PROBLEM:
Look through the data below and return each line where "洪江市飞龙精鲜生活超市" appears.

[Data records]
══════════════════════════════

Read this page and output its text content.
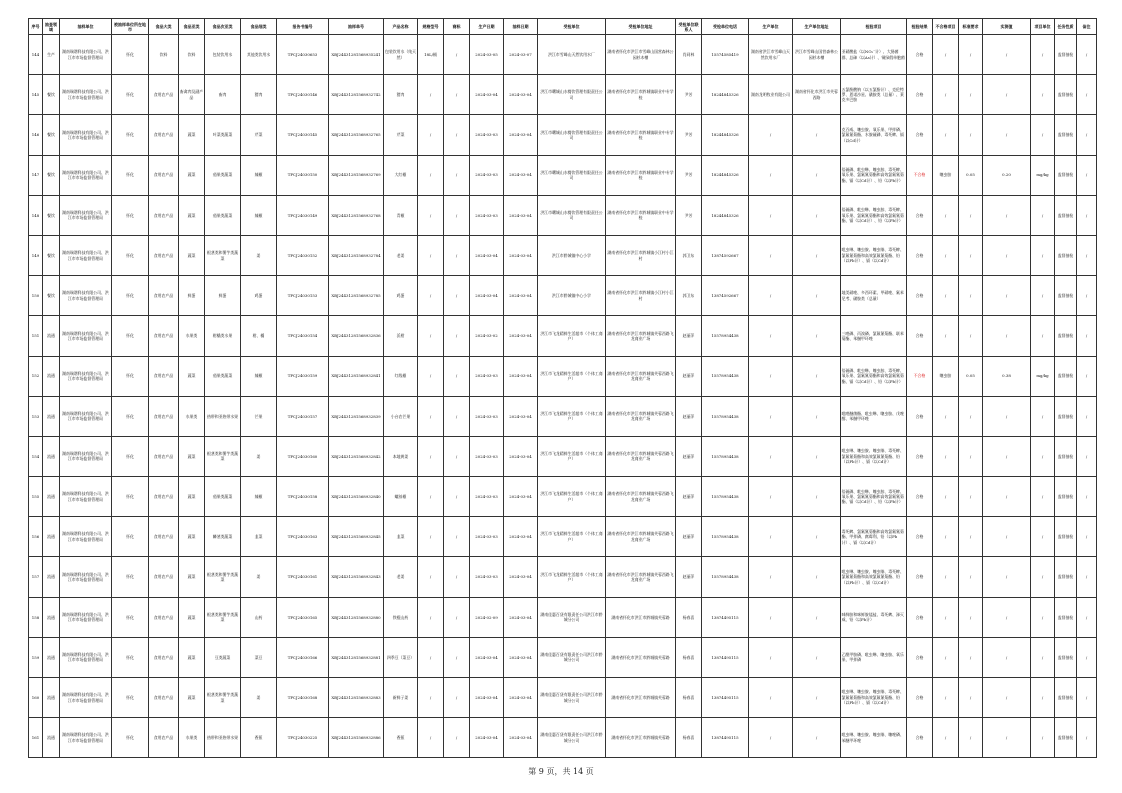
序号	抽查领域	抽样单位	被抽样单位所在地市	食品大类	食品亚类	食品次亚类	食品细类	报告书编号	抽样单号	产品名称	规格型号	商标	生产日期	抽样日期	受检单位	受检单位地址	受检单位联系人	受检单位电话	生产单位	生产单位地址	检验项目	检验结果	不合格项目	标准要求	实测值	项目单位	任务性质	备注
144	生产	湖南瑞谱科技有限公司、洪江市市场监督管理局	怀化	饮料	饮料	包装饮用水	其他类饮用水	TPCJ24030653	XBJ24431281568935241	包装饮用水（纯天然）	18L/桶	/	2024-03-05	2024-03-07	洪江市雪峰山天然饮用水厂	湖南省怀化市洪江市雪峰山国营森林公园杉木槽	肖同林	15574585419	湖南省洪江市雪峰山天然饮用水厂	洪江市雪峰山国营森林公园杉木槽	亚硝酸盐（以NO₂⁻计）、大肠菌群、总砷（以As计）、铜绿假单胞菌	合格	/	/	/	/	监督抽检	/
145	餐饮	湖南瑞谱科技有限公司、洪江市市场监督管理局	怀化	食用农产品	畜禽肉及副产品	畜肉	猪肉	TPCJ24030146	XBJ24431281568932742	猪肉	/	/	2024-03-04	2024-03-04	洪江市曙城山水餐饮管理有限责任公司	湖南省怀化市洪江市黔城镇职业中专学校	尹芳	18244845326	湖南龙明牧业有限公司	湖南省怀化市洪江市芙蓉西路	五氯酚酸钠（以五氯酚计）、克伦特罗、恩诺沙星、磺胺类（总量）、莱克多巴胺	合格	/	/	/	/	监督抽检	/
146	餐饮	湖南瑞谱科技有限公司、洪江市市场监督管理局	怀化	食用农产品	蔬菜	叶菜类蔬菜	芹菜	TPCJ24030145	XBJ24431281568932765	芹菜	/	/	2024-03-03	2024-03-04	洪江市曙城山水餐饮管理有限责任公司	湖南省怀化市洪江市黔城镇职业中专学校	尹芳	18244845326	/	/	克百威、噻虫胺、氧乐果、甲拌磷、氯氟氰菊酯、水胺硫磷、毒死蜱、镉（以Cd计）	合格	/	/	/	/	监督抽检	/
147	餐饮	湖南瑞谱科技有限公司、洪江市市场监督管理局	怀化	食用农产品	蔬菜	茄果类蔬菜	辣椒	TPCJ24030150	XBJ24431281568932769	大红椒	/	/	2024-03-03	2024-03-04	洪江市曙城山水餐饮管理有限责任公司	湖南省怀化市洪江市黔城镇职业中专学校	尹芳	18244845326	/	/	倍硫磷、吡虫啉、噻虫胺、毒死蜱、氧乐果、氯氟氰菊酯和高效氯氟氰菊酯、镉（以Cd计）、铅（以Pb计）	不合格	噻虫胺	0.05	0.20	mg/kg	监督抽检	/
148	餐饮	湖南瑞谱科技有限公司、洪江市市场监督管理局	怀化	食用农产品	蔬菜	茄果类蔬菜	辣椒	TPCJ24030149	XBJ24431281568932768	青椒	/	/	2024-03-03	2024-03-04	洪江市曙城山水餐饮管理有限责任公司	湖南省怀化市洪江市黔城镇职业中专学校	尹芳	18244845326	/	/	倍硫磷、吡虫啉、噻虫胺、毒死蜱、氧乐果、氯氟氰菊酯和高效氯氟氰菊酯、镉（以Cd计）、铅（以Pb计）	合格	/	/	/	/	监督抽检	/
149	餐饮	湖南瑞谱科技有限公司、洪江市市场监督管理局	怀化	食用农产品	蔬菜	根茎类和薯芋类蔬菜	姜	TPCJ24030152	XBJ24431281568932784	老姜	/	/	2024-03-04	2024-03-04	洪江市黔城镇中心小学	湖南省怀化市洪江市黔城镇小江村小江村	郭卫东	13874592667	/	/	吡虫啉、噻虫胺、噻虫嗪、毒死蜱、氯氟氰菊酯和高效氯氟氰菊酯、铅（以Pb计）、镉（以Cd计）	合格	/	/	/	/	监督抽检	/
150	餐饮	湖南瑞谱科技有限公司、洪江市市场监督管理局	怀化	食用农产品	鲜蛋	鲜蛋	鸡蛋	TPCJ24030153	XBJ24431281568932785	鸡蛋	/	/	2024-03-04	2024-03-04	洪江市黔城镇中心小学	湖南省怀化市洪江市黔城镇小江村小江村	郭卫东	13874592667	/	/	地美硝唑、多西环素、甲硝唑、氟苯尼考、磺胺类（总量）	合格	/	/	/	/	监督抽检	/
151	流通	湖南瑞谱科技有限公司、洪江市市场监督管理局	怀化	食用农产品	水果类	柑橘类水果	柑、橘	TPCJ24030154	XBJ24431281568932836	沃柑	/	/	2024-03-02	2024-03-04	洪江市飞龙精鲜生活超市（个体工商户）	湖南省怀化市洪江市黔城镇芙蓉西路飞龙商业广场	赵丽萍	15578954438	/	/	三唑磷、丙溴磷、氯氟氰菊酯、联苯菊酯、苯醚甲环唑	合格	/	/	/	/	监督抽检	/
152	流通	湖南瑞谱科技有限公司、洪江市市场监督管理局	怀化	食用农产品	蔬菜	茄果类蔬菜	辣椒	TPCJ24030159	XBJ24431281568932841	红线椒	/	/	2024-03-03	2024-03-04	洪江市飞龙精鲜生活超市（个体工商户）	湖南省怀化市洪江市黔城镇芙蓉西路飞龙商业广场	赵丽萍	15578954438	/	/	倍硫磷、吡虫啉、噻虫胺、毒死蜱、氧乐果、氯氟氰菊酯和高效氯氟氰菊酯、镉（以Cd计）、铅（以Pb计）	不合格	噻虫胺	0.05	0.38	mg/kg	监督抽检	/
153	流通	湖南瑞谱科技有限公司、洪江市市场监督管理局	怀化	食用农产品	水果类	热带和亚热带水果	芒果	TPCJ24030157	XBJ24431281568932839	小台农芒果	/	/	2024-03-03	2024-03-04	洪江市飞龙精鲜生活超市（个体工商户）	湖南省怀化市洪江市黔城镇芙蓉西路飞龙商业广场	赵丽萍	15578954438	/	/	吡唑醚菌酯、吡虫啉、噻虫胺、戊唑醇、苯醚甲环唑	合格	/	/	/	/	监督抽检	/
154	流通	湖南瑞谱科技有限公司、洪江市市场监督管理局	怀化	食用农产品	蔬菜	根茎类和薯芋类蔬菜	姜	TPCJ24030160	XBJ24431281568932842	本地黄姜	/	/	2024-03-03	2024-03-04	洪江市飞龙精鲜生活超市（个体工商户）	湖南省怀化市洪江市黔城镇芙蓉西路飞龙商业广场	赵丽萍	15578954438	/	/	吡虫啉、噻虫胺、噻虫嗪、毒死蜱、氯氟氰菊酯和高效氯氟氰菊酯、铅（以Pb计）、镉（以Cd计）	合格	/	/	/	/	监督抽检	/
155	流通	湖南瑞谱科技有限公司、洪江市市场监督管理局	怀化	食用农产品	蔬菜	茄果类蔬菜	辣椒	TPCJ24030158	XBJ24431281568932840	螺丝椒	/	/	2024-03-03	2024-03-04	洪江市飞龙精鲜生活超市（个体工商户）	湖南省怀化市洪江市黔城镇芙蓉西路飞龙商业广场	赵丽萍	15578954438	/	/	倍硫磷、吡虫啉、噻虫胺、毒死蜱、氧乐果、氯氟氰菊酯和高效氯氟氰菊酯、镉（以Cd计）、铅（以Pb计）	合格	/	/	/	/	监督抽检	/
156	流通	湖南瑞谱科技有限公司、洪江市市场监督管理局	怀化	食用农产品	蔬菜	鳞茎类蔬菜	韭菜	TPCJ24030163	XBJ24431281568932845	韭菜	/	/	2024-03-03	2024-03-04	洪江市飞龙精鲜生活超市（个体工商户）	湖南省怀化市洪江市黔城镇芙蓉西路飞龙商业广场	赵丽萍	15578954438	/	/	毒死蜱、氯氟氰菊酯和高效氯氟氰菊酯、甲拌磷、腐霉利、铅（以Pb计）、镉（以Cd计）	合格	/	/	/	/	监督抽检	/
157	流通	湖南瑞谱科技有限公司、洪江市市场监督管理局	怀化	食用农产品	蔬菜	根茎类和薯芋类蔬菜	姜	TPCJ24030161	XBJ24431281568932843	老姜	/	/	2024-03-03	2024-03-04	洪江市飞龙精鲜生活超市（个体工商户）	湖南省怀化市洪江市黔城镇芙蓉西路飞龙商业广场	赵丽萍	15578954438	/	/	吡虫啉、噻虫胺、噻虫嗪、毒死蜱、氯氟氰菊酯和高效氯氟氰菊酯、铅（以Pb计）、镉（以Cd计）	合格	/	/	/	/	监督抽检	/
158	流通	湖南瑞谱科技有限公司、洪江市市场监督管理局	怀化	食用农产品	蔬菜	根茎类和薯芋类蔬菜	山药	TPCJ24030165	XBJ24431281568932880	铁棍山药	/	/	2024-02-09	2024-03-04	湖南佳惠百货有限责任公司洪江市黔城分公司	湖南省怀化市洪江市黔城镇芙蓉路	杨春喜	13874495115	/	/	咪鲜胺和咪鲜胺锰盐、毒死蜱、涕灭威、铅（以Pb计）	合格	/	/	/	/	监督抽检	/
159	流通	湖南瑞谱科技有限公司、洪江市市场监督管理局	怀化	食用农产品	蔬菜	豆类蔬菜	菜豆	TPCJ24030166	XBJ24431281568932881	四季豆（菜豆）	/	/	2024-03-04	2024-03-04	湖南佳惠百货有限责任公司洪江市黔城分公司	湖南省怀化市洪江市黔城镇芙蓉路	杨春喜	13874495115	/	/	乙酰甲胺磷、吡虫啉、噻虫胺、氧乐果、甲拌磷	合格	/	/	/	/	监督抽检	/
160	流通	湖南瑞谱科技有限公司、洪江市市场监督管理局	怀化	食用农产品	蔬菜	根茎类和薯芋类蔬菜	姜	TPCJ24030168	XBJ24431281568932883	新鲜子姜	/	/	2024-03-04	2024-03-04	湖南佳惠百货有限责任公司洪江市黔城分公司	湖南省怀化市洪江市黔城镇芙蓉路	杨春喜	13874495115	/	/	吡虫啉、噻虫胺、噻虫嗪、毒死蜱、氯氟氰菊酯和高效氯氟氰菊酯、铅（以Pb计）、镉（以Cd计）	合格	/	/	/	/	监督抽检	/
161	流通	湖南瑞谱科技有限公司、洪江市市场监督管理局	怀化	食用农产品	水果类	热带和亚热带水果	香蕉	TPCJ24030225	XBJ24431281568932886	香蕉	/	/	2024-03-04	2024-03-04	湖南佳惠百货有限责任公司洪江市黔城分公司	湖南省怀化市洪江市黔城镇芙蓉路	杨春喜	13874495115	/	/	吡虫啉、噻虫胺、噻虫嗪、噻唑磷、苯醚甲环唑	合格	/	/	/	/	监督抽检	/
第 9 页，共 14 页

══════════════════════════════

EXPECTED ANSWER:
151	流通	湖南瑞谱科技有限公司、洪江市市场监督管理局	怀化	食用农产品	水果类	柑橘类水果	柑、橘	TPCJ24030154	XBJ24431281568932836	沃柑	/	/	2024-03-02	2024-03-04	洪江市飞龙精鲜生活超市（个体工商户）	湖南省怀化市洪江市黔城镇芙蓉西路飞龙商业广场	赵丽萍	15578954438	/	/	三唑磷、丙溴磷、氯氟氰菊酯、联苯菊酯、苯醚甲环唑	合格	/	/	/	/	监督抽检	/
152	流通	湖南瑞谱科技有限公司、洪江市市场监督管理局	怀化	食用农产品	蔬菜	茄果类蔬菜	辣椒	TPCJ24030159	XBJ24431281568932841	红线椒	/	/	2024-03-03	2024-03-04	洪江市飞龙精鲜生活超市（个体工商户）	湖南省怀化市洪江市黔城镇芙蓉西路飞龙商业广场	赵丽萍	15578954438	/	/	倍硫磷、吡虫啉、噻虫胺、毒死蜱、氧乐果、氯氟氰菊酯和高效氯氟氰菊酯、镉（以Cd计）、铅（以Pb计）	不合格	噻虫胺	0.05	0.38	mg/kg	监督抽检	/
153	流通	湖南瑞谱科技有限公司、洪江市市场监督管理局	怀化	食用农产品	水果类	热带和亚热带水果	芒果	TPCJ24030157	XBJ24431281568932839	小台农芒果	/	/	2024-03-03	2024-03-04	洪江市飞龙精鲜生活超市（个体工商户）	湖南省怀化市洪江市黔城镇芙蓉西路飞龙商业广场	赵丽萍	15578954438	/	/	吡唑醚菌酯、吡虫啉、噻虫胺、戊唑醇、苯醚甲环唑	合格	/	/	/	/	监督抽检	/
154	流通	湖南瑞谱科技有限公司、洪江市市场监督管理局	怀化	食用农产品	蔬菜	根茎类和薯芋类蔬菜	姜	TPCJ24030160	XBJ24431281568932842	本地黄姜	/	/	2024-03-03	2024-03-04	洪江市飞龙精鲜生活超市（个体工商户）	湖南省怀化市洪江市黔城镇芙蓉西路飞龙商业广场	赵丽萍	15578954438	/	/	吡虫啉、噻虫胺、噻虫嗪、毒死蜱、氯氟氰菊酯和高效氯氟氰菊酯、铅（以Pb计）、镉（以Cd计）	合格	/	/	/	/	监督抽检	/
155	流通	湖南瑞谱科技有限公司、洪江市市场监督管理局	怀化	食用农产品	蔬菜	茄果类蔬菜	辣椒	TPCJ24030158	XBJ24431281568932840	螺丝椒	/	/	2024-03-03	2024-03-04	洪江市飞龙精鲜生活超市（个体工商户）	湖南省怀化市洪江市黔城镇芙蓉西路飞龙商业广场	赵丽萍	15578954438	/	/	倍硫磷、吡虫啉、噻虫胺、毒死蜱、氧乐果、氯氟氰菊酯和高效氯氟氰菊酯、镉（以Cd计）、铅（以Pb计）	合格	/	/	/	/	监督抽检	/
156	流通	湖南瑞谱科技有限公司、洪江市市场监督管理局	怀化	食用农产品	蔬菜	鳞茎类蔬菜	韭菜	TPCJ24030163	XBJ24431281568932845	韭菜	/	/	2024-03-03	2024-03-04	洪江市飞龙精鲜生活超市（个体工商户）	湖南省怀化市洪江市黔城镇芙蓉西路飞龙商业广场	赵丽萍	15578954438	/	/	毒死蜱、氯氟氰菊酯和高效氯氟氰菊酯、甲拌磷、腐霉利、铅（以Pb计）、镉（以Cd计）	合格	/	/	/	/	监督抽检	/
157	流通	湖南瑞谱科技有限公司、洪江市市场监督管理局	怀化	食用农产品	蔬菜	根茎类和薯芋类蔬菜	姜	TPCJ24030161	XBJ24431281568932843	老姜	/	/	2024-03-03	2024-03-04	洪江市飞龙精鲜生活超市（个体工商户）	湖南省怀化市洪江市黔城镇芙蓉西路飞龙商业广场	赵丽萍	15578954438	/	/	吡虫啉、噻虫胺、噻虫嗪、毒死蜱、氯氟氰菊酯和高效氯氟氰菊酯、铅（以Pb计）、镉（以Cd计）	合格	/	/	/	/	监督抽检	/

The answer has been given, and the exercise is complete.